WHAT YOU SHOULD DO:
Write out the material again word for word, dropping any images it holds.

ITEMS:

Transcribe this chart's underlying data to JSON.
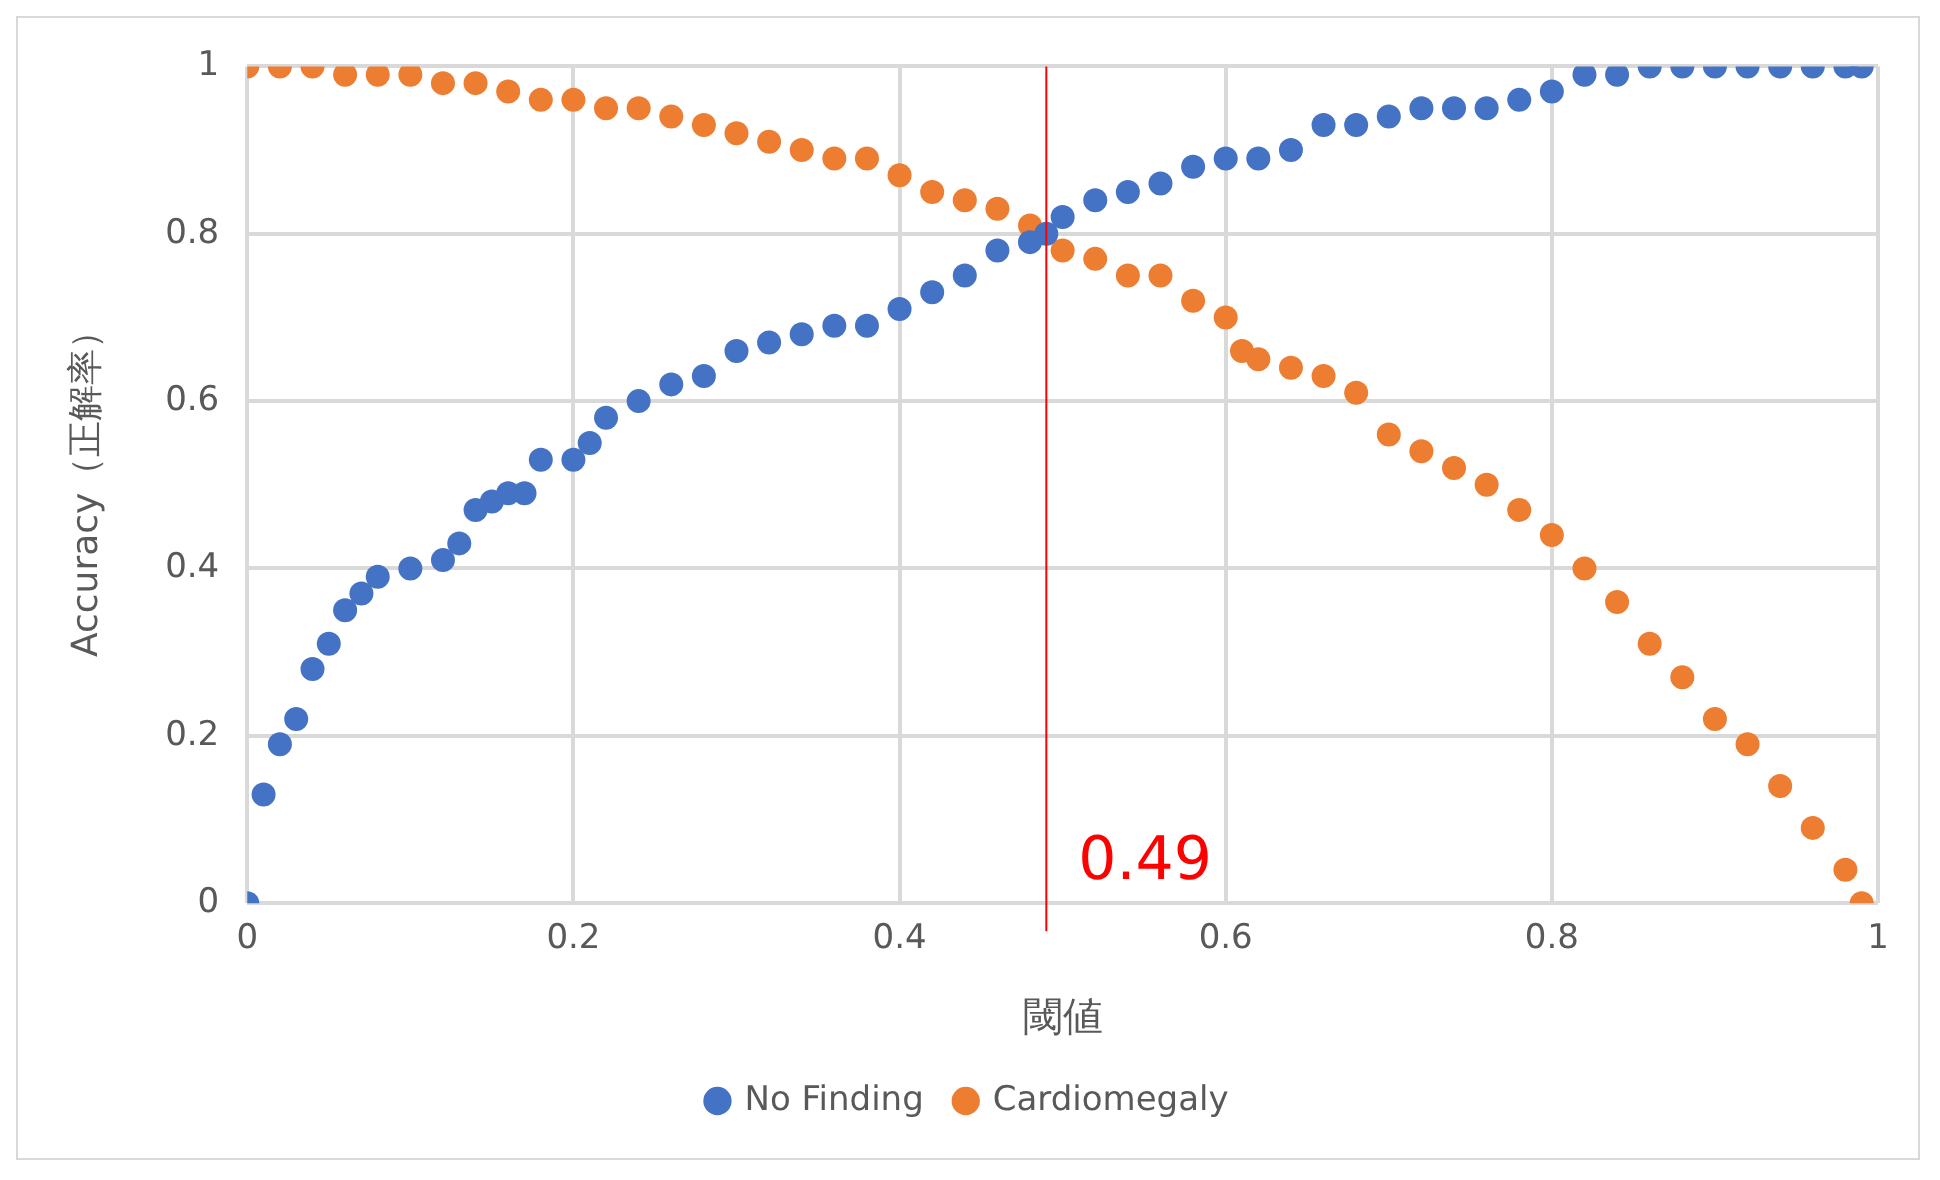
{
  "chart_data": {
    "type": "scatter",
    "xlabel": "閾値",
    "ylabel": "Accuracy（正解率）",
    "xlim": [
      0,
      1
    ],
    "xticks": [
      0,
      0.2,
      0.4,
      0.6,
      0.8,
      1
    ],
    "ylim": [
      0,
      1
    ],
    "yticks": [
      0,
      0.2,
      0.4,
      0.6,
      0.8,
      1
    ],
    "grid": true,
    "legend": "bottom",
    "marker": "circle",
    "ref_lines": [
      {
        "axis": "x",
        "value": 0.49,
        "label": "0.49",
        "color": "#ff0000"
      }
    ],
    "series": [
      {
        "name": "No Finding",
        "color": "#4472c4",
        "x": [
          0,
          0.01,
          0.02,
          0.03,
          0.04,
          0.05,
          0.06,
          0.07,
          0.08,
          0.1,
          0.12,
          0.13,
          0.14,
          0.15,
          0.16,
          0.17,
          0.18,
          0.2,
          0.21,
          0.22,
          0.24,
          0.26,
          0.28,
          0.3,
          0.32,
          0.34,
          0.36,
          0.38,
          0.4,
          0.42,
          0.44,
          0.46,
          0.48,
          0.49,
          0.5,
          0.52,
          0.54,
          0.56,
          0.58,
          0.6,
          0.62,
          0.64,
          0.66,
          0.68,
          0.7,
          0.72,
          0.74,
          0.76,
          0.78,
          0.8,
          0.82,
          0.84,
          0.86,
          0.88,
          0.9,
          0.92,
          0.94,
          0.96,
          0.98,
          0.99
        ],
        "values": [
          0,
          0.13,
          0.19,
          0.22,
          0.28,
          0.31,
          0.35,
          0.37,
          0.39,
          0.4,
          0.41,
          0.43,
          0.47,
          0.48,
          0.49,
          0.49,
          0.53,
          0.53,
          0.55,
          0.58,
          0.6,
          0.62,
          0.63,
          0.66,
          0.67,
          0.68,
          0.69,
          0.69,
          0.71,
          0.73,
          0.75,
          0.78,
          0.79,
          0.8,
          0.82,
          0.84,
          0.85,
          0.86,
          0.88,
          0.89,
          0.89,
          0.9,
          0.93,
          0.93,
          0.94,
          0.95,
          0.95,
          0.95,
          0.96,
          0.97,
          0.99,
          0.99,
          1,
          1,
          1,
          1,
          1,
          1,
          1,
          1
        ]
      },
      {
        "name": "Cardiomegaly",
        "color": "#ed7d31",
        "x": [
          0,
          0.02,
          0.04,
          0.06,
          0.08,
          0.1,
          0.12,
          0.14,
          0.16,
          0.18,
          0.2,
          0.22,
          0.24,
          0.26,
          0.28,
          0.3,
          0.32,
          0.34,
          0.36,
          0.38,
          0.4,
          0.42,
          0.44,
          0.46,
          0.48,
          0.5,
          0.52,
          0.54,
          0.56,
          0.58,
          0.6,
          0.61,
          0.62,
          0.64,
          0.66,
          0.68,
          0.7,
          0.72,
          0.74,
          0.76,
          0.78,
          0.8,
          0.82,
          0.84,
          0.86,
          0.88,
          0.9,
          0.92,
          0.94,
          0.96,
          0.98,
          0.99
        ],
        "values": [
          1,
          1,
          1,
          0.99,
          0.99,
          0.99,
          0.98,
          0.98,
          0.97,
          0.96,
          0.96,
          0.95,
          0.95,
          0.94,
          0.93,
          0.92,
          0.91,
          0.9,
          0.89,
          0.89,
          0.87,
          0.85,
          0.84,
          0.83,
          0.81,
          0.78,
          0.77,
          0.75,
          0.75,
          0.72,
          0.7,
          0.66,
          0.65,
          0.64,
          0.63,
          0.61,
          0.56,
          0.54,
          0.52,
          0.5,
          0.47,
          0.44,
          0.4,
          0.36,
          0.31,
          0.27,
          0.22,
          0.19,
          0.14,
          0.09,
          0.04,
          0
        ]
      }
    ]
  }
}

ANSWER TO THE PROBLEM:
Transcribe this chart's underlying data to JSON.
{
  "chart_data": {
    "type": "scatter",
    "xlabel": "閾値",
    "ylabel": "Accuracy（正解率）",
    "xlim": [
      0,
      1
    ],
    "xticks": [
      0,
      0.2,
      0.4,
      0.6,
      0.8,
      1
    ],
    "ylim": [
      0,
      1
    ],
    "yticks": [
      0,
      0.2,
      0.4,
      0.6,
      0.8,
      1
    ],
    "grid": true,
    "legend": "bottom",
    "marker": "circle",
    "ref_lines": [
      {
        "axis": "x",
        "value": 0.49,
        "label": "0.49",
        "color": "#ff0000"
      }
    ],
    "series": [
      {
        "name": "No Finding",
        "color": "#4472c4",
        "x": [
          0,
          0.01,
          0.02,
          0.03,
          0.04,
          0.05,
          0.06,
          0.07,
          0.08,
          0.1,
          0.12,
          0.13,
          0.14,
          0.15,
          0.16,
          0.17,
          0.18,
          0.2,
          0.21,
          0.22,
          0.24,
          0.26,
          0.28,
          0.3,
          0.32,
          0.34,
          0.36,
          0.38,
          0.4,
          0.42,
          0.44,
          0.46,
          0.48,
          0.49,
          0.5,
          0.52,
          0.54,
          0.56,
          0.58,
          0.6,
          0.62,
          0.64,
          0.66,
          0.68,
          0.7,
          0.72,
          0.74,
          0.76,
          0.78,
          0.8,
          0.82,
          0.84,
          0.86,
          0.88,
          0.9,
          0.92,
          0.94,
          0.96,
          0.98,
          0.99
        ],
        "values": [
          0,
          0.13,
          0.19,
          0.22,
          0.28,
          0.31,
          0.35,
          0.37,
          0.39,
          0.4,
          0.41,
          0.43,
          0.47,
          0.48,
          0.49,
          0.49,
          0.53,
          0.53,
          0.55,
          0.58,
          0.6,
          0.62,
          0.63,
          0.66,
          0.67,
          0.68,
          0.69,
          0.69,
          0.71,
          0.73,
          0.75,
          0.78,
          0.79,
          0.8,
          0.82,
          0.84,
          0.85,
          0.86,
          0.88,
          0.89,
          0.89,
          0.9,
          0.93,
          0.93,
          0.94,
          0.95,
          0.95,
          0.95,
          0.96,
          0.97,
          0.99,
          0.99,
          1,
          1,
          1,
          1,
          1,
          1,
          1,
          1
        ]
      },
      {
        "name": "Cardiomegaly",
        "color": "#ed7d31",
        "x": [
          0,
          0.02,
          0.04,
          0.06,
          0.08,
          0.1,
          0.12,
          0.14,
          0.16,
          0.18,
          0.2,
          0.22,
          0.24,
          0.26,
          0.28,
          0.3,
          0.32,
          0.34,
          0.36,
          0.38,
          0.4,
          0.42,
          0.44,
          0.46,
          0.48,
          0.5,
          0.52,
          0.54,
          0.56,
          0.58,
          0.6,
          0.61,
          0.62,
          0.64,
          0.66,
          0.68,
          0.7,
          0.72,
          0.74,
          0.76,
          0.78,
          0.8,
          0.82,
          0.84,
          0.86,
          0.88,
          0.9,
          0.92,
          0.94,
          0.96,
          0.98,
          0.99
        ],
        "values": [
          1,
          1,
          1,
          0.99,
          0.99,
          0.99,
          0.98,
          0.98,
          0.97,
          0.96,
          0.96,
          0.95,
          0.95,
          0.94,
          0.93,
          0.92,
          0.91,
          0.9,
          0.89,
          0.89,
          0.87,
          0.85,
          0.84,
          0.83,
          0.81,
          0.78,
          0.77,
          0.75,
          0.75,
          0.72,
          0.7,
          0.66,
          0.65,
          0.64,
          0.63,
          0.61,
          0.56,
          0.54,
          0.52,
          0.5,
          0.47,
          0.44,
          0.4,
          0.36,
          0.31,
          0.27,
          0.22,
          0.19,
          0.14,
          0.09,
          0.04,
          0
        ]
      }
    ]
  }
}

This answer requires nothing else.